◆ What the task asks:
In the copy, include every entry exactly but none of the pictures.

::::

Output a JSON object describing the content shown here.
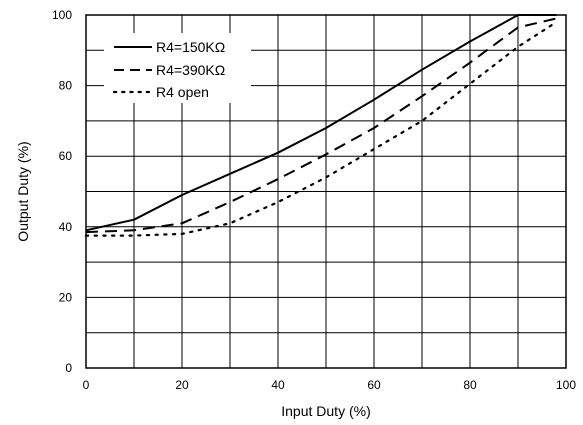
{
  "chart_data": {
    "type": "line",
    "xlabel": "Input Duty (%)",
    "ylabel": "Output Duty (%)",
    "xlim": [
      0,
      100
    ],
    "ylim": [
      0,
      100
    ],
    "x_ticks": [
      "0",
      "20",
      "40",
      "60",
      "80",
      "100"
    ],
    "y_ticks": [
      "0",
      "20",
      "40",
      "60",
      "80",
      "100"
    ],
    "grid": true,
    "legend_position": "top-left",
    "series": [
      {
        "name": "R4=150KΩ",
        "line_style": "solid",
        "x": [
          0,
          10,
          20,
          30,
          40,
          50,
          60,
          70,
          80,
          90,
          98
        ],
        "y": [
          39,
          42,
          49,
          55,
          61,
          68,
          76,
          84.5,
          92.5,
          100,
          100
        ]
      },
      {
        "name": "R4=390KΩ",
        "line_style": "dashed",
        "x": [
          0,
          10,
          20,
          30,
          40,
          50,
          60,
          70,
          80,
          90,
          98
        ],
        "y": [
          38.5,
          39,
          41,
          47,
          53.5,
          60.5,
          68,
          77,
          86.5,
          96.5,
          99
        ]
      },
      {
        "name": "R4 open",
        "line_style": "dotted",
        "x": [
          0,
          10,
          20,
          30,
          40,
          50,
          60,
          70,
          80,
          90,
          98
        ],
        "y": [
          37.5,
          37.5,
          38,
          41,
          47,
          54,
          62,
          70,
          80.5,
          91,
          98
        ]
      }
    ],
    "color": "#000000"
  }
}
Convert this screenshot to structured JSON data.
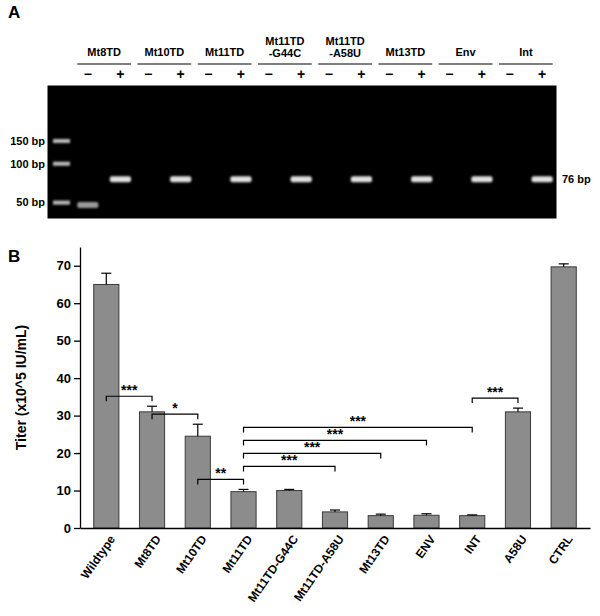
{
  "chart_data": [
    {
      "type": "gel",
      "title": "A",
      "categories": [
        "Mt8TD",
        "Mt10TD",
        "Mt11TD",
        "Mt11TD\n-G44C",
        "Mt11TD\n-A58U",
        "Mt13TD",
        "Env",
        "Int"
      ],
      "series": [
        {
          "name": "−",
          "color": "#9a9a9a",
          "values": [
            48,
            null,
            null,
            null,
            null,
            null,
            null,
            null
          ]
        },
        {
          "name": "+",
          "color": "#e0e0e0",
          "values": [
            76,
            76,
            76,
            76,
            76,
            76,
            76,
            76
          ]
        }
      ],
      "log": "y",
      "ylim": [
        38,
        400
      ],
      "yticks": [
        {
          "value": 150,
          "label": "150 bp"
        },
        {
          "value": 100,
          "label": "100 bp"
        },
        {
          "value": 50,
          "label": "50 bp"
        }
      ],
      "annotations": [
        {
          "text": "76 bp",
          "value": 76
        }
      ]
    },
    {
      "type": "bar",
      "title": "B",
      "categories": [
        "Wildtype",
        "Mt8TD",
        "Mt10TD",
        "Mt11TD",
        "Mt11TD-G44C",
        "Mt11TD-A58U",
        "Mt13TD",
        "ENV",
        "INT",
        "A58U",
        "CTRL"
      ],
      "values": [
        65,
        31,
        24.5,
        9.7,
        10,
        4.3,
        3.3,
        3.4,
        3.3,
        31,
        69.7
      ],
      "errors": [
        3,
        1.5,
        3.2,
        0.6,
        0.3,
        0.5,
        0.4,
        0.4,
        0.2,
        1,
        0.8
      ],
      "color": "#8c8c8c",
      "ylabel": "Titer (x10^5 IU/mL)",
      "ylim": [
        0,
        75
      ],
      "yticks": [
        0,
        10,
        20,
        30,
        40,
        50,
        60,
        70
      ],
      "comparisons": [
        {
          "from": "Wildtype",
          "to": "Mt8TD",
          "label": "***"
        },
        {
          "from": "Mt8TD",
          "to": "Mt10TD",
          "label": "*"
        },
        {
          "from": "Mt10TD",
          "to": "Mt11TD",
          "label": "**"
        },
        {
          "from": "Mt11TD",
          "to": "Mt11TD-A58U",
          "label": "***"
        },
        {
          "from": "Mt11TD",
          "to": "Mt13TD",
          "label": "***"
        },
        {
          "from": "Mt11TD",
          "to": "ENV",
          "label": "***"
        },
        {
          "from": "Mt11TD",
          "to": "INT",
          "label": "***"
        },
        {
          "from": "INT",
          "to": "A58U",
          "label": "***"
        }
      ]
    }
  ]
}
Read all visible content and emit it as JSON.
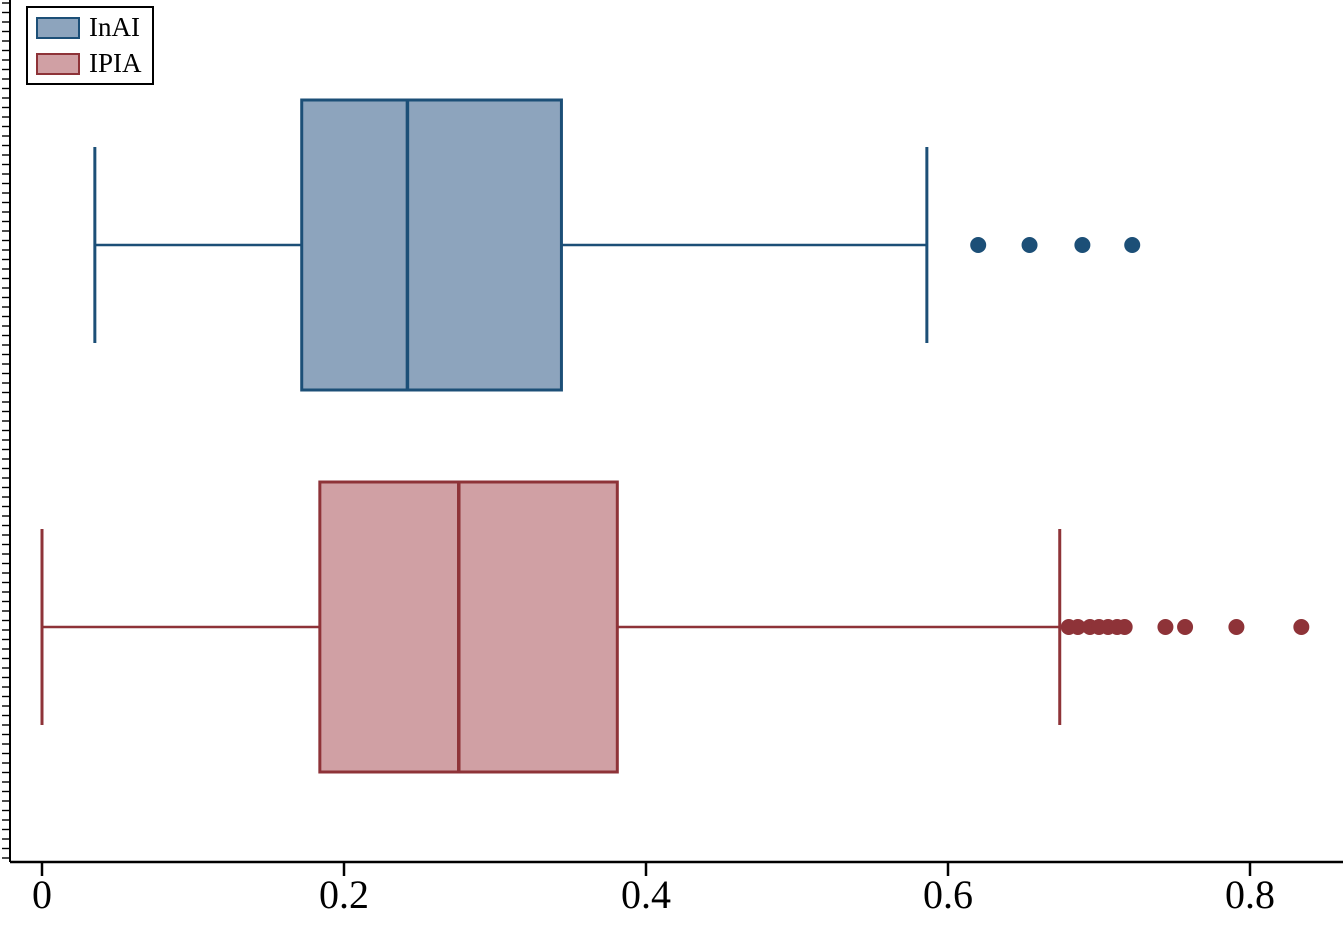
{
  "chart_data": {
    "type": "boxplot",
    "orientation": "horizontal",
    "title": "",
    "xlabel": "",
    "ylabel": "",
    "background": "#ffffff",
    "axis_color": "#000000",
    "x_axis": {
      "range": [
        0,
        0.862
      ],
      "ticks": [
        {
          "value": 0,
          "label": "0"
        },
        {
          "value": 0.2,
          "label": "0.2"
        },
        {
          "value": 0.4,
          "label": "0.4"
        },
        {
          "value": 0.6,
          "label": "0.6"
        },
        {
          "value": 0.8,
          "label": "0.8"
        }
      ]
    },
    "legend": {
      "position": "top-left",
      "items": [
        {
          "label": "InAI"
        },
        {
          "label": "IPIA"
        }
      ]
    },
    "series": [
      {
        "name": "InAI",
        "fill": "#8da4bd",
        "stroke": "#1c4f77",
        "stats": {
          "whisker_low": 0.035,
          "q1": 0.172,
          "median": 0.242,
          "q3": 0.344,
          "whisker_high": 0.586
        },
        "outliers": [
          0.62,
          0.654,
          0.689,
          0.722
        ]
      },
      {
        "name": "IPIA",
        "fill": "#d0a0a4",
        "stroke": "#8e3338",
        "stats": {
          "whisker_low": 0.0,
          "q1": 0.184,
          "median": 0.276,
          "q3": 0.381,
          "whisker_high": 0.674
        },
        "outliers": [
          0.68,
          0.686,
          0.694,
          0.7,
          0.706,
          0.712,
          0.717,
          0.744,
          0.757,
          0.791,
          0.834
        ]
      }
    ]
  }
}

::::

◆ Task output:
Output a JSON object describing the content shown here.
{
  "chart_data": {
    "type": "line",
    "xlabel": "Input Duty (%)",
    "ylabel": "Output Duty (%)",
    "xlim": [
      0,
      100
    ],
    "ylim": [
      0,
      100
    ],
    "x_ticks": [
      "0",
      "20",
      "40",
      "60",
      "80",
      "100"
    ],
    "y_ticks": [
      "0",
      "20",
      "40",
      "60",
      "80",
      "100"
    ],
    "grid": true,
    "legend_position": "top-left",
    "series": [
      {
        "name": "R4=150KΩ",
        "line_style": "solid",
        "x": [
          0,
          10,
          20,
          30,
          40,
          50,
          60,
          70,
          80,
          90,
          98
        ],
        "y": [
          39,
          42,
          49,
          55,
          61,
          68,
          76,
          84.5,
          92.5,
          100,
          100
        ]
      },
      {
        "name": "R4=390KΩ",
        "line_style": "dashed",
        "x": [
          0,
          10,
          20,
          30,
          40,
          50,
          60,
          70,
          80,
          90,
          98
        ],
        "y": [
          38.5,
          39,
          41,
          47,
          53.5,
          60.5,
          68,
          77,
          86.5,
          96.5,
          99
        ]
      },
      {
        "name": "R4 open",
        "line_style": "dotted",
        "x": [
          0,
          10,
          20,
          30,
          40,
          50,
          60,
          70,
          80,
          90,
          98
        ],
        "y": [
          37.5,
          37.5,
          38,
          41,
          47,
          54,
          62,
          70,
          80.5,
          91,
          98
        ]
      }
    ],
    "color": "#000000"
  }
}
Convert this screenshot to structured JSON data.
{
  "chart_data": [
    {
      "type": "gel",
      "title": "A",
      "categories": [
        "Mt8TD",
        "Mt10TD",
        "Mt11TD",
        "Mt11TD\n-G44C",
        "Mt11TD\n-A58U",
        "Mt13TD",
        "Env",
        "Int"
      ],
      "series": [
        {
          "name": "−",
          "color": "#9a9a9a",
          "values": [
            48,
            null,
            null,
            null,
            null,
            null,
            null,
            null
          ]
        },
        {
          "name": "+",
          "color": "#e0e0e0",
          "values": [
            76,
            76,
            76,
            76,
            76,
            76,
            76,
            76
          ]
        }
      ],
      "log": "y",
      "ylim": [
        38,
        400
      ],
      "yticks": [
        {
          "value": 150,
          "label": "150 bp"
        },
        {
          "value": 100,
          "label": "100 bp"
        },
        {
          "value": 50,
          "label": "50 bp"
        }
      ],
      "annotations": [
        {
          "text": "76 bp",
          "value": 76
        }
      ]
    },
    {
      "type": "bar",
      "title": "B",
      "categories": [
        "Wildtype",
        "Mt8TD",
        "Mt10TD",
        "Mt11TD",
        "Mt11TD-G44C",
        "Mt11TD-A58U",
        "Mt13TD",
        "ENV",
        "INT",
        "A58U",
        "CTRL"
      ],
      "values": [
        65,
        31,
        24.5,
        9.7,
        10,
        4.3,
        3.3,
        3.4,
        3.3,
        31,
        69.7
      ],
      "errors": [
        3,
        1.5,
        3.2,
        0.6,
        0.3,
        0.5,
        0.4,
        0.4,
        0.2,
        1,
        0.8
      ],
      "color": "#8c8c8c",
      "ylabel": "Titer (x10^5 IU/mL)",
      "ylim": [
        0,
        75
      ],
      "yticks": [
        0,
        10,
        20,
        30,
        40,
        50,
        60,
        70
      ],
      "comparisons": [
        {
          "from": "Wildtype",
          "to": "Mt8TD",
          "label": "***"
        },
        {
          "from": "Mt8TD",
          "to": "Mt10TD",
          "label": "*"
        },
        {
          "from": "Mt10TD",
          "to": "Mt11TD",
          "label": "**"
        },
        {
          "from": "Mt11TD",
          "to": "Mt11TD-A58U",
          "label": "***"
        },
        {
          "from": "Mt11TD",
          "to": "Mt13TD",
          "label": "***"
        },
        {
          "from": "Mt11TD",
          "to": "ENV",
          "label": "***"
        },
        {
          "from": "Mt11TD",
          "to": "INT",
          "label": "***"
        },
        {
          "from": "INT",
          "to": "A58U",
          "label": "***"
        }
      ]
    }
  ]
}
Read all visible content and emit it as JSON.
{
  "chart_data": {
    "type": "boxplot",
    "orientation": "horizontal",
    "title": "",
    "xlabel": "",
    "ylabel": "",
    "background": "#ffffff",
    "axis_color": "#000000",
    "x_axis": {
      "range": [
        0,
        0.862
      ],
      "ticks": [
        {
          "value": 0,
          "label": "0"
        },
        {
          "value": 0.2,
          "label": "0.2"
        },
        {
          "value": 0.4,
          "label": "0.4"
        },
        {
          "value": 0.6,
          "label": "0.6"
        },
        {
          "value": 0.8,
          "label": "0.8"
        }
      ]
    },
    "legend": {
      "position": "top-left",
      "items": [
        {
          "label": "InAI"
        },
        {
          "label": "IPIA"
        }
      ]
    },
    "series": [
      {
        "name": "InAI",
        "fill": "#8da4bd",
        "stroke": "#1c4f77",
        "stats": {
          "whisker_low": 0.035,
          "q1": 0.172,
          "median": 0.242,
          "q3": 0.344,
          "whisker_high": 0.586
        },
        "outliers": [
          0.62,
          0.654,
          0.689,
          0.722
        ]
      },
      {
        "name": "IPIA",
        "fill": "#d0a0a4",
        "stroke": "#8e3338",
        "stats": {
          "whisker_low": 0.0,
          "q1": 0.184,
          "median": 0.276,
          "q3": 0.381,
          "whisker_high": 0.674
        },
        "outliers": [
          0.68,
          0.686,
          0.694,
          0.7,
          0.706,
          0.712,
          0.717,
          0.744,
          0.757,
          0.791,
          0.834
        ]
      }
    ]
  }
}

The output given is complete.